## REQUIRED WORK
Scan the entries below. List each line with "ссылке".

Dataset records:
%%
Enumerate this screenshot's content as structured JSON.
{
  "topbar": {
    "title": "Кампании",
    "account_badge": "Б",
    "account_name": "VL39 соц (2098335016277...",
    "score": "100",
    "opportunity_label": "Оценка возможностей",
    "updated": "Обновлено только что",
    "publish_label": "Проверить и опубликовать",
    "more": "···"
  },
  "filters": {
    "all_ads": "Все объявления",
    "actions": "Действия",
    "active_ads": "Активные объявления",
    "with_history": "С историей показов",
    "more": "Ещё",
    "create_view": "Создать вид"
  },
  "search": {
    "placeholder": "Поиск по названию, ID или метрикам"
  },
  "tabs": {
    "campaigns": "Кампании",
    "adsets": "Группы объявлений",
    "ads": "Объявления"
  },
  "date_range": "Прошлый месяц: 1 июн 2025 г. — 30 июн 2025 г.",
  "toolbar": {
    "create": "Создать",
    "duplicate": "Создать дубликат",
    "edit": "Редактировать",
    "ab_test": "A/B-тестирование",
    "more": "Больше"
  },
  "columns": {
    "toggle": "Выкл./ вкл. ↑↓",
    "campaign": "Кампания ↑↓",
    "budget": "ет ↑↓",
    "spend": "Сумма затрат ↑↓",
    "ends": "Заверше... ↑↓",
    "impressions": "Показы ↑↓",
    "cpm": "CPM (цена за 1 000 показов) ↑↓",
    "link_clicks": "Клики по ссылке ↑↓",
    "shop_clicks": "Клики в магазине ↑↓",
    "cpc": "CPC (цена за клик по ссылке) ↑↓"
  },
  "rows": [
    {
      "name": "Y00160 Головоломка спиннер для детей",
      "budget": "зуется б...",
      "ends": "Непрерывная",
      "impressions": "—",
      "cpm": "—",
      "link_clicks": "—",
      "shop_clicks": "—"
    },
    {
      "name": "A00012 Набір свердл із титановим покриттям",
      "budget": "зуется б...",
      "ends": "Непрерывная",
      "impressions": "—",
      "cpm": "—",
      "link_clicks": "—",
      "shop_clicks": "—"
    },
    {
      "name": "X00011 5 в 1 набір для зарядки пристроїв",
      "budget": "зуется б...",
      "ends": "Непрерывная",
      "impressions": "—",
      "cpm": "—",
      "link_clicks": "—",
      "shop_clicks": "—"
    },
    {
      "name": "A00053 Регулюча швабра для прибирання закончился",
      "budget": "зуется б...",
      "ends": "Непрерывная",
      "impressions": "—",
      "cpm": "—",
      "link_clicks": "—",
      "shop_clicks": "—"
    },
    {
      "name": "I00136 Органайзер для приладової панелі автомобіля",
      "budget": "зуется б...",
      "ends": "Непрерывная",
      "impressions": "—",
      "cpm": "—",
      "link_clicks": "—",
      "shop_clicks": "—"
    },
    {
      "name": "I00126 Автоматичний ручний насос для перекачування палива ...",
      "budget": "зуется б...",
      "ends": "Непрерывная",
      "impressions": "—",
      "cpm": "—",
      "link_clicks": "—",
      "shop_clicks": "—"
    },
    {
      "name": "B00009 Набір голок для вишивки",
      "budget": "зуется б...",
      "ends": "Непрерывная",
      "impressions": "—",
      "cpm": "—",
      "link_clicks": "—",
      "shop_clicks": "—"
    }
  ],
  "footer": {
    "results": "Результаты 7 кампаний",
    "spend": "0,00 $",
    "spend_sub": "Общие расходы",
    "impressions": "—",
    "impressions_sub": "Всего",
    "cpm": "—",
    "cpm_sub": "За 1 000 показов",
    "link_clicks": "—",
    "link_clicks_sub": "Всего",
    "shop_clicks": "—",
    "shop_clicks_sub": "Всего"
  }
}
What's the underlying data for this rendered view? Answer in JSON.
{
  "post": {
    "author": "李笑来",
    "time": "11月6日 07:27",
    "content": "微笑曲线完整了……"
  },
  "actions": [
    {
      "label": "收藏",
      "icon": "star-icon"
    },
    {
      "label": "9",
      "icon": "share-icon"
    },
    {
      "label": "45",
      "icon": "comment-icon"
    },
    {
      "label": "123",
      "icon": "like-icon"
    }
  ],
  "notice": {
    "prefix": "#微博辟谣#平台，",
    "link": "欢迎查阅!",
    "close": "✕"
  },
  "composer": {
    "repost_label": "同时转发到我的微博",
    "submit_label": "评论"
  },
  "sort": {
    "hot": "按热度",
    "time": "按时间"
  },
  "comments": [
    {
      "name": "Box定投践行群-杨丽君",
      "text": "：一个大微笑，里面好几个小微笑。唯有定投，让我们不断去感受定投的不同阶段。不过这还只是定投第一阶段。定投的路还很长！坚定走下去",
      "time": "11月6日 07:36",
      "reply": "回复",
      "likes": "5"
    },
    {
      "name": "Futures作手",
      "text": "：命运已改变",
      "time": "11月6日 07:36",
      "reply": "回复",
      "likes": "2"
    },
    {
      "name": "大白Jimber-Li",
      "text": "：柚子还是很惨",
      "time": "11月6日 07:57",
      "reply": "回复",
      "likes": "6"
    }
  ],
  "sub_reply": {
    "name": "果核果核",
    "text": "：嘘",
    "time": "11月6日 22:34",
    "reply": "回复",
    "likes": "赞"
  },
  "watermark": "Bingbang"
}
%%
## WRITTEN RESPONSE
    "link_clicks": "Клики по ссылке ↑↓",
    "cpc": "CPC (цена за клик по ссылке) ↑↓"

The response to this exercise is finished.